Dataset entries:
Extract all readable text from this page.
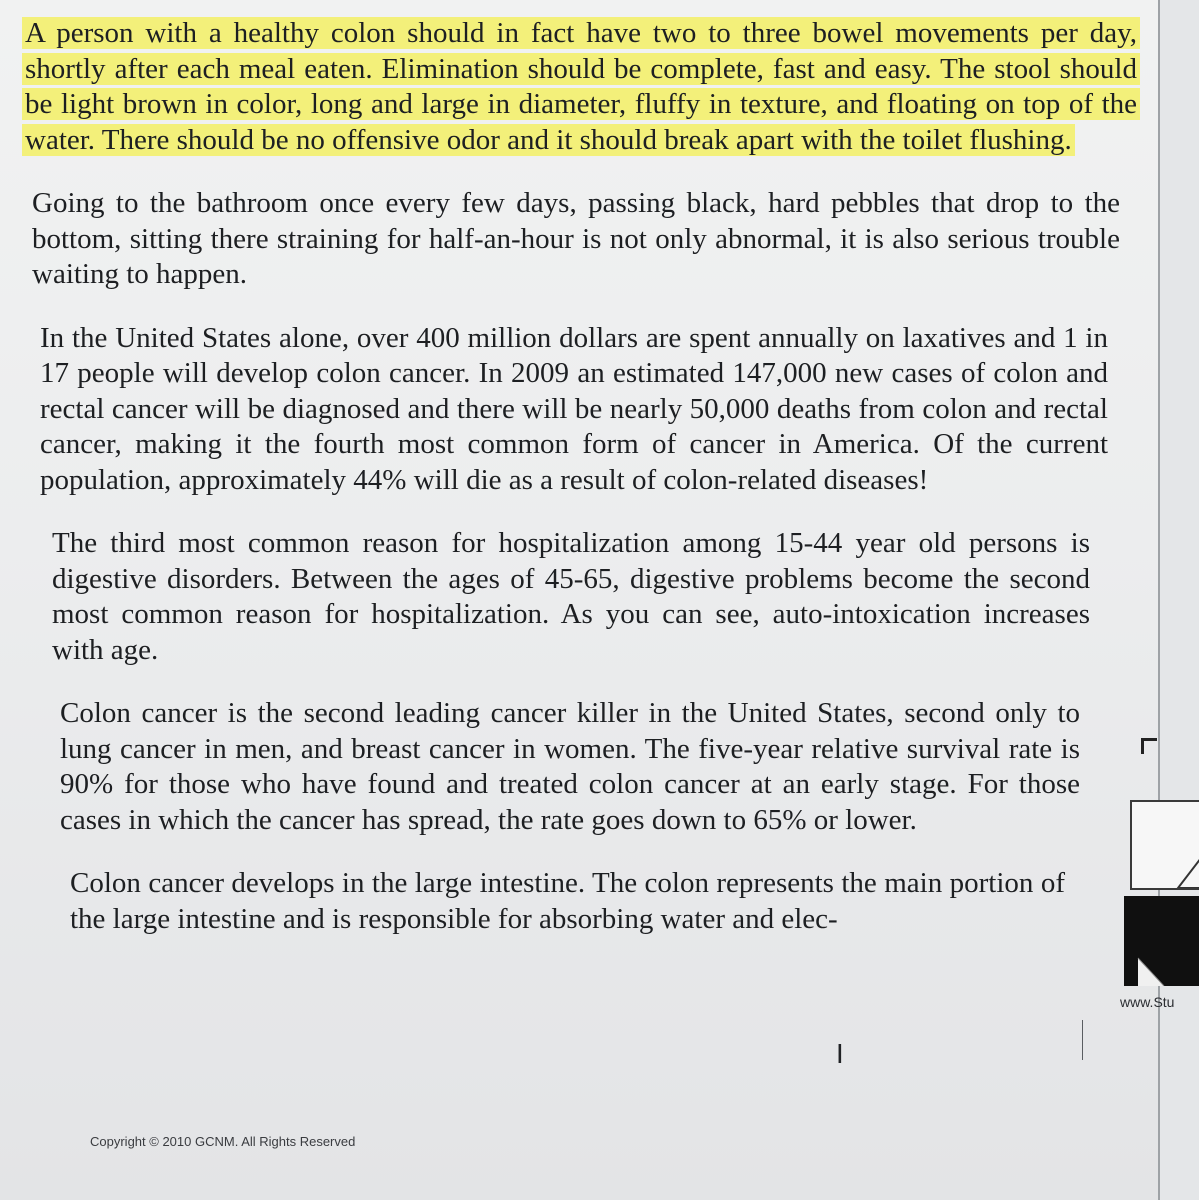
A person with a healthy colon should in fact have two to three bowel movements per day, shortly after each meal eaten. Elimination should be complete, fast and easy. The stool should be light brown in color, long and large in diameter, fluffy in texture, and floating on top of the water. There should be no offensive odor and it should break apart with the toilet flushing.

Going to the bathroom once every few days, passing black, hard pebbles that drop to the bottom, sitting there straining for half-an-hour is not only abnormal, it is also serious trouble waiting to happen.

In the United States alone, over 400 million dollars are spent annually on laxatives and 1 in 17 people will develop colon cancer. In 2009 an estimated 147,000 new cases of colon and rectal cancer will be diagnosed and there will be nearly 50,000 deaths from colon and rectal cancer, making it the fourth most common form of cancer in America. Of the current population, approximately 44% will die as a result of colon-related diseases!

The third most common reason for hospitalization among 15-44 year old persons is digestive disorders. Between the ages of 45-65, digestive problems become the second most common reason for hospitalization. As you can see, auto-intoxication increases with age.

Colon cancer is the second leading cancer killer in the United States, second only to lung cancer in men, and breast cancer in women. The five-year relative survival rate is 90% for those who have found and treated colon cancer at an early stage. For those cases in which the cancer has spread, the rate goes down to 65% or lower.

Colon cancer develops in the large intestine. The colon represents the main portion of the large intestine and is responsible for absorbing water and elec-

I
Copyright © 2010 GCNM. All Rights Reserved
www.Stu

**WRITTEN PROBLEM:**
Answer with one number: how many lines in the listing hold "from".

**SOLUTION:**
2